→ WHAT NEEDS TO BE DONE
Reproduce each record exactly.

→ RAW RECORDS
::::::::::
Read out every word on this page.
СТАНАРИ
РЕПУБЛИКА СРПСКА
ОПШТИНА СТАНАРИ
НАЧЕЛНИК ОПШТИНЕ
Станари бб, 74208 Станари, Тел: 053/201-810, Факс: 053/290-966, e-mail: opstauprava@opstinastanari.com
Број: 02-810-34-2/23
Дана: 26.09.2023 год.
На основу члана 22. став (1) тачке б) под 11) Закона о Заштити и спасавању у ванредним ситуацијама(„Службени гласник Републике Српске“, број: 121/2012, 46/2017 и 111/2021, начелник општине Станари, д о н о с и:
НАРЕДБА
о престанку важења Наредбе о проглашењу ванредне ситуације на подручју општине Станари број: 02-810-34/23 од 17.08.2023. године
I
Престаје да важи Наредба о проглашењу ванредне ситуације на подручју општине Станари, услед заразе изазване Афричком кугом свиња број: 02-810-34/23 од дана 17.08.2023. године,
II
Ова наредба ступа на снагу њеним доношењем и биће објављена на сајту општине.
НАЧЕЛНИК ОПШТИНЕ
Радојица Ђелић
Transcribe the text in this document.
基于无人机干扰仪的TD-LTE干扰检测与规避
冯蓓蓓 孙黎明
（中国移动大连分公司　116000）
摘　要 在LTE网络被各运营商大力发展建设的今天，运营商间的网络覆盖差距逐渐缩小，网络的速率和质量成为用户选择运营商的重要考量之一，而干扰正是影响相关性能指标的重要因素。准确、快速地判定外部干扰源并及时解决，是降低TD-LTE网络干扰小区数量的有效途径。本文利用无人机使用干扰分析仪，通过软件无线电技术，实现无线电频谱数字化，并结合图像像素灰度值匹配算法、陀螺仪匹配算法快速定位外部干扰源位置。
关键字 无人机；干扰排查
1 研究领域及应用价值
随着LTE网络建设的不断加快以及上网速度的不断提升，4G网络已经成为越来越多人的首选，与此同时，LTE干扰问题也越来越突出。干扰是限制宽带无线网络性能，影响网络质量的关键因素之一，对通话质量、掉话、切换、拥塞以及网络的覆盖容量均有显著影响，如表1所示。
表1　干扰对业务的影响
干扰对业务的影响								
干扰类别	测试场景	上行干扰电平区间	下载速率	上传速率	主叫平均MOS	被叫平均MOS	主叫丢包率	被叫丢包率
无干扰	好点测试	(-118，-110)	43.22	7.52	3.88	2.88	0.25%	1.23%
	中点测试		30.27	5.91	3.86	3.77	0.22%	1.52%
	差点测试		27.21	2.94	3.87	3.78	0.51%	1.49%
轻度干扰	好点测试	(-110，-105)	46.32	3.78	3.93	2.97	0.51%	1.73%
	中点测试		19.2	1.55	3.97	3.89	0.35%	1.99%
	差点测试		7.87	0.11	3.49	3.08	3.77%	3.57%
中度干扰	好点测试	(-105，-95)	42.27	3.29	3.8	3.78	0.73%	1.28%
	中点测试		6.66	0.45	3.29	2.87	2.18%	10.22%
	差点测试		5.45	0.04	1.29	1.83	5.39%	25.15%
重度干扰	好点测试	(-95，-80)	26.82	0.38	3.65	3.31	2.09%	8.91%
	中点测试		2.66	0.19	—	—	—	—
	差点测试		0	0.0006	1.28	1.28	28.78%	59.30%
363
::::::::::
→ THE ANSWER
Read out every word on this page.
СТАНАРИ
РЕПУБЛИКА СРПСКА
ОПШТИНА СТАНАРИ
НАЧЕЛНИК ОПШТИНЕ
Станари бб, 74208 Станари, Тел: 053/201-810, Факс: 053/290-966, e-mail: opstauprava@opstinastanari.com
Број: 02-810-34-2/23
Дана: 26.09.2023 год.
На основу члана 22. став (1) тачке б) под 11) Закона о Заштити и спасавању у ванредним ситуацијама(„Службени гласник Републике Српске“, број: 121/2012, 46/2017 и 111/2021, начелник општине Станари, д о н о с и:
НАРЕДБА
о престанку важења Наредбе о проглашењу ванредне ситуације на подручју општине Станари број: 02-810-34/23 од 17.08.2023. године
I
Престаје да важи Наредба о проглашењу ванредне ситуације на подручју општине Станари, услед заразе изазване Афричком кугом свиња број: 02-810-34/23 од дана 17.08.2023. године,
II
Ова наредба ступа на снагу њеним доношењем и биће објављена на сајту општине.
НАЧЕЛНИК ОПШТИНЕ
Радојица Ђелић
Transcribe the text in this document.
基于无人机干扰仪的TD-LTE干扰检测与规避
冯蓓蓓 孙黎明
（中国移动大连分公司　116000）
摘　要 在LTE网络被各运营商大力发展建设的今天，运营商间的网络覆盖差距逐渐缩小，网络的速率和质量成为用户选择运营商的重要考量之一，而干扰正是影响相关性能指标的重要因素。准确、快速地判定外部干扰源并及时解决，是降低TD-LTE网络干扰小区数量的有效途径。本文利用无人机使用干扰分析仪，通过软件无线电技术，实现无线电频谱数字化，并结合图像像素灰度值匹配算法、陀螺仪匹配算法快速定位外部干扰源位置。
关键字 无人机；干扰排查
1 研究领域及应用价值
随着LTE网络建设的不断加快以及上网速度的不断提升，4G网络已经成为越来越多人的首选，与此同时，LTE干扰问题也越来越突出。干扰是限制宽带无线网络性能，影响网络质量的关键因素之一，对通话质量、掉话、切换、拥塞以及网络的覆盖容量均有显著影响，如表1所示。
表1　干扰对业务的影响
干扰对业务的影响								
干扰类别	测试场景	上行干扰电平区间	下载速率	上传速率	主叫平均MOS	被叫平均MOS	主叫丢包率	被叫丢包率
无干扰	好点测试	(-118，-110)	43.22	7.52	3.88	2.88	0.25%	1.23%
	中点测试		30.27	5.91	3.86	3.77	0.22%	1.52%
	差点测试		27.21	2.94	3.87	3.78	0.51%	1.49%
轻度干扰	好点测试	(-110，-105)	46.32	3.78	3.93	2.97	0.51%	1.73%
	中点测试		19.2	1.55	3.97	3.89	0.35%	1.99%
	差点测试		7.87	0.11	3.49	3.08	3.77%	3.57%
中度干扰	好点测试	(-105，-95)	42.27	3.29	3.8	3.78	0.73%	1.28%
	中点测试		6.66	0.45	3.29	2.87	2.18%	10.22%
	差点测试		5.45	0.04	1.29	1.83	5.39%	25.15%
重度干扰	好点测试	(-95，-80)	26.82	0.38	3.65	3.31	2.09%	8.91%
	中点测试		2.66	0.19	—	—	—	—
	差点测试		0	0.0006	1.28	1.28	28.78%	59.30%
363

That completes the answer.